• [What to work on]:
Provide an exact transcription of all the records.

(Stored data)

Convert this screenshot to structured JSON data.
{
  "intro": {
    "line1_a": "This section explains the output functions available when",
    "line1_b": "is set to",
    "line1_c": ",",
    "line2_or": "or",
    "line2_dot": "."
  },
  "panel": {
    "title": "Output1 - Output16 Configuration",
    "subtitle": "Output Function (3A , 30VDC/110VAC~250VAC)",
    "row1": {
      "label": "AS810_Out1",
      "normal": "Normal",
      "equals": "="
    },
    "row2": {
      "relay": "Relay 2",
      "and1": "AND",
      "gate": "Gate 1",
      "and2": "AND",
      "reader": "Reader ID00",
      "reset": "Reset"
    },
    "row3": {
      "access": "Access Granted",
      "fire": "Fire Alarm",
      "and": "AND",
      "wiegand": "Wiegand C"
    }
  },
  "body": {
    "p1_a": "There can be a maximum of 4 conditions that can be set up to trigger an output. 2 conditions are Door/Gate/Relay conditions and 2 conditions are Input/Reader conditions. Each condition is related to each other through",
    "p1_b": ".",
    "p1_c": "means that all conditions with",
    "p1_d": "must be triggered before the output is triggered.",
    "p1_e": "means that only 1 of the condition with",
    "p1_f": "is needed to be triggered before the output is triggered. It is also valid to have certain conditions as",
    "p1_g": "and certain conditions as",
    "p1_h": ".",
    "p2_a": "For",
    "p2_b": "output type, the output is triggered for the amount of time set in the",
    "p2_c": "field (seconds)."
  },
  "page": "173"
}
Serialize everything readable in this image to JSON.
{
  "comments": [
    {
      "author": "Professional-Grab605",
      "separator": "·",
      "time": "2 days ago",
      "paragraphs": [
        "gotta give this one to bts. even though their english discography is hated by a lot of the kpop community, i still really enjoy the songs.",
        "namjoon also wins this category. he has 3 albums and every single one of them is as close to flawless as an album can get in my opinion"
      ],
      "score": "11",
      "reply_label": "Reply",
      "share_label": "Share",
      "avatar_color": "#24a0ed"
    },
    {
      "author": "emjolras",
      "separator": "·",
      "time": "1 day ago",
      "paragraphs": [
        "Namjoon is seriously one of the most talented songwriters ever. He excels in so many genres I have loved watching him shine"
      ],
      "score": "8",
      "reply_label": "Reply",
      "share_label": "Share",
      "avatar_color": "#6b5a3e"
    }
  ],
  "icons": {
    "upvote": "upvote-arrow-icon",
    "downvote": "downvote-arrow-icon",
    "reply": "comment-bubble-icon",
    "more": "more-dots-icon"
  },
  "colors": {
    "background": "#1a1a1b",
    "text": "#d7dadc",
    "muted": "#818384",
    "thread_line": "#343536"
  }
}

• [Answer to the task]:
Convert this screenshot to structured JSON data.
{
  "intro": {
    "line1_a": "This section explains the output functions available when",
    "line1_b": "is set to",
    "line1_c": ",",
    "line2_or": "or",
    "line2_dot": "."
  },
  "panel": {
    "title": "Output1 - Output16 Configuration",
    "subtitle": "Output Function (3A , 30VDC/110VAC~250VAC)",
    "row1": {
      "label": "AS810_Out1",
      "normal": "Normal",
      "equals": "="
    },
    "row2": {
      "relay": "Relay 2",
      "and1": "AND",
      "gate": "Gate 1",
      "and2": "AND",
      "reader": "Reader ID00",
      "reset": "Reset"
    },
    "row3": {
      "access": "Access Granted",
      "fire": "Fire Alarm",
      "and": "AND",
      "wiegand": "Wiegand C"
    }
  },
  "body": {
    "p1_a": "There can be a maximum of 4 conditions that can be set up to trigger an output. 2 conditions are Door/Gate/Relay conditions and 2 conditions are Input/Reader conditions. Each condition is related to each other through",
    "p1_b": ".",
    "p1_c": "means that all conditions with",
    "p1_d": "must be triggered before the output is triggered.",
    "p1_e": "means that only 1 of the condition with",
    "p1_f": "is needed to be triggered before the output is triggered. It is also valid to have certain conditions as",
    "p1_g": "and certain conditions as",
    "p1_h": ".",
    "p2_a": "For",
    "p2_b": "output type, the output is triggered for the amount of time set in the",
    "p2_c": "field (seconds)."
  },
  "page": "173"
}
Serialize everything readable in this image to JSON.
{
  "comments": [
    {
      "author": "Professional-Grab605",
      "separator": "·",
      "time": "2 days ago",
      "paragraphs": [
        "gotta give this one to bts. even though their english discography is hated by a lot of the kpop community, i still really enjoy the songs.",
        "namjoon also wins this category. he has 3 albums and every single one of them is as close to flawless as an album can get in my opinion"
      ],
      "score": "11",
      "reply_label": "Reply",
      "share_label": "Share",
      "avatar_color": "#24a0ed"
    },
    {
      "author": "emjolras",
      "separator": "·",
      "time": "1 day ago",
      "paragraphs": [
        "Namjoon is seriously one of the most talented songwriters ever. He excels in so many genres I have loved watching him shine"
      ],
      "score": "8",
      "reply_label": "Reply",
      "share_label": "Share",
      "avatar_color": "#6b5a3e"
    }
  ],
  "icons": {
    "upvote": "upvote-arrow-icon",
    "downvote": "downvote-arrow-icon",
    "reply": "comment-bubble-icon",
    "more": "more-dots-icon"
  },
  "colors": {
    "background": "#1a1a1b",
    "text": "#d7dadc",
    "muted": "#818384",
    "thread_line": "#343536"
  }
}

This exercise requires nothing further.